[Begin GIVEN INFORMATION]

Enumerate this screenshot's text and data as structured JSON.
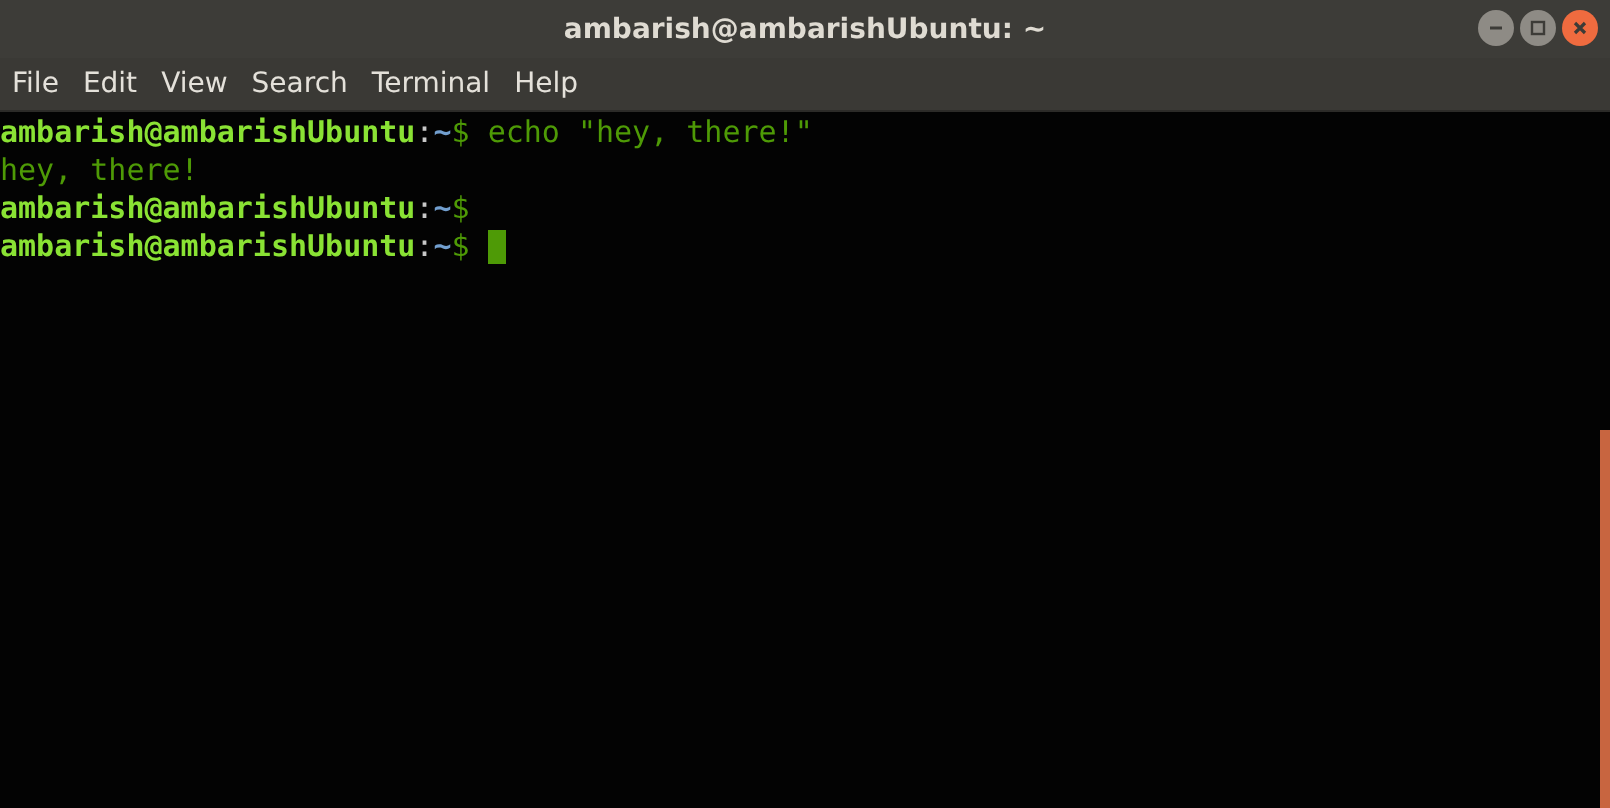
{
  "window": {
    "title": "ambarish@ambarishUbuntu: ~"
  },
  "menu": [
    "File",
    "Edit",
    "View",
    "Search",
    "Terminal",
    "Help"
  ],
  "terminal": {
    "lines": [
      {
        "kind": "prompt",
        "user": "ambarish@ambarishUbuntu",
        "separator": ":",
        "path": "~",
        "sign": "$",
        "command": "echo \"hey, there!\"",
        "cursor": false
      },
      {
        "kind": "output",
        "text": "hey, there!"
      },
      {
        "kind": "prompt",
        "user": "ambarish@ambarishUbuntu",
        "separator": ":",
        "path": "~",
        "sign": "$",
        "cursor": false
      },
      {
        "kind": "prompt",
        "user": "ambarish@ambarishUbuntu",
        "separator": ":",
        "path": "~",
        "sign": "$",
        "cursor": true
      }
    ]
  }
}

[End GIVEN INFORMATION]

-- GIVEN EXERCISE --
Copy every line above word for word and exclude the pictures.

-- ANSWER TO THIS TASK --
Enumerate this screenshot's text and data as structured JSON.
{
  "window": {
    "title": "ambarish@ambarishUbuntu: ~"
  },
  "menu": [
    "File",
    "Edit",
    "View",
    "Search",
    "Terminal",
    "Help"
  ],
  "terminal": {
    "lines": [
      {
        "kind": "prompt",
        "user": "ambarish@ambarishUbuntu",
        "separator": ":",
        "path": "~",
        "sign": "$",
        "command": "echo \"hey, there!\"",
        "cursor": false
      },
      {
        "kind": "output",
        "text": "hey, there!"
      },
      {
        "kind": "prompt",
        "user": "ambarish@ambarishUbuntu",
        "separator": ":",
        "path": "~",
        "sign": "$",
        "cursor": false
      },
      {
        "kind": "prompt",
        "user": "ambarish@ambarishUbuntu",
        "separator": ":",
        "path": "~",
        "sign": "$",
        "cursor": true
      }
    ]
  }
}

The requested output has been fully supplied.